##### DATA IN THIS EXERCISE
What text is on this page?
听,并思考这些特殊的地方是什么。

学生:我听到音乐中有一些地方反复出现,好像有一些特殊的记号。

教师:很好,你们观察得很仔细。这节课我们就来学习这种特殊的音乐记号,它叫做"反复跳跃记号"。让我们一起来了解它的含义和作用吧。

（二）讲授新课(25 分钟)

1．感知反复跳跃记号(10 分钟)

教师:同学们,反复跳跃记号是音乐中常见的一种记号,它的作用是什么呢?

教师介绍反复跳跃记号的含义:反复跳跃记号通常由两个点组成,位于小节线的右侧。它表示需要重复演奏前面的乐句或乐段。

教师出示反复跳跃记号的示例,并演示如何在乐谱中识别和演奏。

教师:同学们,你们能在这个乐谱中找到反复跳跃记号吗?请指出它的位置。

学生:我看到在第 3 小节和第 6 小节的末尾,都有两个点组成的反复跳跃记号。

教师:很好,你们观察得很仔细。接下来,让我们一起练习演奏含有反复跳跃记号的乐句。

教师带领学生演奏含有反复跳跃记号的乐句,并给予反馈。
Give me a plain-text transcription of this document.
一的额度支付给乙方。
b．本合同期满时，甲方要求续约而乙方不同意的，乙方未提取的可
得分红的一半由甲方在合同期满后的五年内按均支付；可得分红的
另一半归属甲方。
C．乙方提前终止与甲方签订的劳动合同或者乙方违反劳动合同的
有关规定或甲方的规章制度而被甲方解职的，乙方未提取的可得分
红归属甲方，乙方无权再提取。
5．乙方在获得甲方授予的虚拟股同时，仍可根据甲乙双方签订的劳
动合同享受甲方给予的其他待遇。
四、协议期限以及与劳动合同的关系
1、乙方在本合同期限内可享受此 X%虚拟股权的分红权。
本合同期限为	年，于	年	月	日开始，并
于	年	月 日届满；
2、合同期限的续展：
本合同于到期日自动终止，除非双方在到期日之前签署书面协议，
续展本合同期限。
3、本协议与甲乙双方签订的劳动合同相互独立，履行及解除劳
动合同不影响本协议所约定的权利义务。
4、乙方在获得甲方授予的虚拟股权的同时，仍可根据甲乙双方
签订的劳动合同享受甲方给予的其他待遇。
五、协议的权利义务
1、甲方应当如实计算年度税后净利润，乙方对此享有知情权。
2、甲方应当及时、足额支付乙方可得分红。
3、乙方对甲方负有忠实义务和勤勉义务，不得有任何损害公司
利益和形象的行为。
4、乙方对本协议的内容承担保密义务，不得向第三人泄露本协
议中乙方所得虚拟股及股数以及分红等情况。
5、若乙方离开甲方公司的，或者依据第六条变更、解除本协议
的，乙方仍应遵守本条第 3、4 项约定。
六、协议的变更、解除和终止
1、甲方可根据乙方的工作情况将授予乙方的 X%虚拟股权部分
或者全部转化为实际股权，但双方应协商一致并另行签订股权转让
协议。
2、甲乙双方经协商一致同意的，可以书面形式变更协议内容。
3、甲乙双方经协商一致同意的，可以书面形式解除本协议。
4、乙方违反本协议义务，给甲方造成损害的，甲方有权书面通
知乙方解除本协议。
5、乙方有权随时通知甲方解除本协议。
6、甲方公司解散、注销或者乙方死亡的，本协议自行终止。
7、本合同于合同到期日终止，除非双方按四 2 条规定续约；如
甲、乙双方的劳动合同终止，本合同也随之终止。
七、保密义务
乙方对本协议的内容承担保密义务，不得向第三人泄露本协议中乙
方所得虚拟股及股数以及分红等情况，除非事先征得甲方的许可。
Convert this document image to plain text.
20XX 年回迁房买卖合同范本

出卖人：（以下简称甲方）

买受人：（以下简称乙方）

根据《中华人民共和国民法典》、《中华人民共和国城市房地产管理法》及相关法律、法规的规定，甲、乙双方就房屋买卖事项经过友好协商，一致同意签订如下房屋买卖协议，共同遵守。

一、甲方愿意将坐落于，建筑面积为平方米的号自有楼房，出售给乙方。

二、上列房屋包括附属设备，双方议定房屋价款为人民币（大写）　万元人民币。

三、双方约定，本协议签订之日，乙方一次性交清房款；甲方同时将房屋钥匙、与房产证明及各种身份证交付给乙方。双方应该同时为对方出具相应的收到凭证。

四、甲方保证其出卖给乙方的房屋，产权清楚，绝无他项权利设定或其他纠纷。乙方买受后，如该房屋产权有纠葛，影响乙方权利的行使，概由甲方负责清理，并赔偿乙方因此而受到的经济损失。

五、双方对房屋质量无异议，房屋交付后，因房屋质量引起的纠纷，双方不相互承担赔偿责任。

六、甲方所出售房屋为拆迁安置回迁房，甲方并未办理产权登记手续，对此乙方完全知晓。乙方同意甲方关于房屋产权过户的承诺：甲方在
##########
Faithfully copy every entry, leaving nothing out.

What text is on this page?
听,并思考这些特殊的地方是什么。

学生:我听到音乐中有一些地方反复出现,好像有一些特殊的记号。

教师:很好,你们观察得很仔细。这节课我们就来学习这种特殊的音乐记号,它叫做"反复跳跃记号"。让我们一起来了解它的含义和作用吧。

（二）讲授新课(25 分钟)

1．感知反复跳跃记号(10 分钟)

教师:同学们,反复跳跃记号是音乐中常见的一种记号,它的作用是什么呢?

教师介绍反复跳跃记号的含义:反复跳跃记号通常由两个点组成,位于小节线的右侧。它表示需要重复演奏前面的乐句或乐段。

教师出示反复跳跃记号的示例,并演示如何在乐谱中识别和演奏。

教师:同学们,你们能在这个乐谱中找到反复跳跃记号吗?请指出它的位置。

学生:我看到在第 3 小节和第 6 小节的末尾,都有两个点组成的反复跳跃记号。

教师:很好,你们观察得很仔细。接下来,让我们一起练习演奏含有反复跳跃记号的乐句。

教师带领学生演奏含有反复跳跃记号的乐句,并给予反馈。
Give me a plain-text transcription of this document.
一的额度支付给乙方。
b．本合同期满时，甲方要求续约而乙方不同意的，乙方未提取的可
得分红的一半由甲方在合同期满后的五年内按均支付；可得分红的
另一半归属甲方。
C．乙方提前终止与甲方签订的劳动合同或者乙方违反劳动合同的
有关规定或甲方的规章制度而被甲方解职的，乙方未提取的可得分
红归属甲方，乙方无权再提取。
5．乙方在获得甲方授予的虚拟股同时，仍可根据甲乙双方签订的劳
动合同享受甲方给予的其他待遇。
四、协议期限以及与劳动合同的关系
1、乙方在本合同期限内可享受此 X%虚拟股权的分红权。
本合同期限为	年，于	年	月	日开始，并
于	年	月 日届满；
2、合同期限的续展：
本合同于到期日自动终止，除非双方在到期日之前签署书面协议，
续展本合同期限。
3、本协议与甲乙双方签订的劳动合同相互独立，履行及解除劳
动合同不影响本协议所约定的权利义务。
4、乙方在获得甲方授予的虚拟股权的同时，仍可根据甲乙双方
签订的劳动合同享受甲方给予的其他待遇。
五、协议的权利义务
1、甲方应当如实计算年度税后净利润，乙方对此享有知情权。
2、甲方应当及时、足额支付乙方可得分红。
3、乙方对甲方负有忠实义务和勤勉义务，不得有任何损害公司
利益和形象的行为。
4、乙方对本协议的内容承担保密义务，不得向第三人泄露本协
议中乙方所得虚拟股及股数以及分红等情况。
5、若乙方离开甲方公司的，或者依据第六条变更、解除本协议
的，乙方仍应遵守本条第 3、4 项约定。
六、协议的变更、解除和终止
1、甲方可根据乙方的工作情况将授予乙方的 X%虚拟股权部分
或者全部转化为实际股权，但双方应协商一致并另行签订股权转让
协议。
2、甲乙双方经协商一致同意的，可以书面形式变更协议内容。
3、甲乙双方经协商一致同意的，可以书面形式解除本协议。
4、乙方违反本协议义务，给甲方造成损害的，甲方有权书面通
知乙方解除本协议。
5、乙方有权随时通知甲方解除本协议。
6、甲方公司解散、注销或者乙方死亡的，本协议自行终止。
7、本合同于合同到期日终止，除非双方按四 2 条规定续约；如
甲、乙双方的劳动合同终止，本合同也随之终止。
七、保密义务
乙方对本协议的内容承担保密义务，不得向第三人泄露本协议中乙
方所得虚拟股及股数以及分红等情况，除非事先征得甲方的许可。
Convert this document image to plain text.
20XX 年回迁房买卖合同范本

出卖人：（以下简称甲方）

买受人：（以下简称乙方）

根据《中华人民共和国民法典》、《中华人民共和国城市房地产管理法》及相关法律、法规的规定，甲、乙双方就房屋买卖事项经过友好协商，一致同意签订如下房屋买卖协议，共同遵守。

一、甲方愿意将坐落于，建筑面积为平方米的号自有楼房，出售给乙方。

二、上列房屋包括附属设备，双方议定房屋价款为人民币（大写）　万元人民币。

三、双方约定，本协议签订之日，乙方一次性交清房款；甲方同时将房屋钥匙、与房产证明及各种身份证交付给乙方。双方应该同时为对方出具相应的收到凭证。

四、甲方保证其出卖给乙方的房屋，产权清楚，绝无他项权利设定或其他纠纷。乙方买受后，如该房屋产权有纠葛，影响乙方权利的行使，概由甲方负责清理，并赔偿乙方因此而受到的经济损失。

五、双方对房屋质量无异议，房屋交付后，因房屋质量引起的纠纷，双方不相互承担赔偿责任。

六、甲方所出售房屋为拆迁安置回迁房，甲方并未办理产权登记手续，对此乙方完全知晓。乙方同意甲方关于房屋产权过户的承诺：甲方在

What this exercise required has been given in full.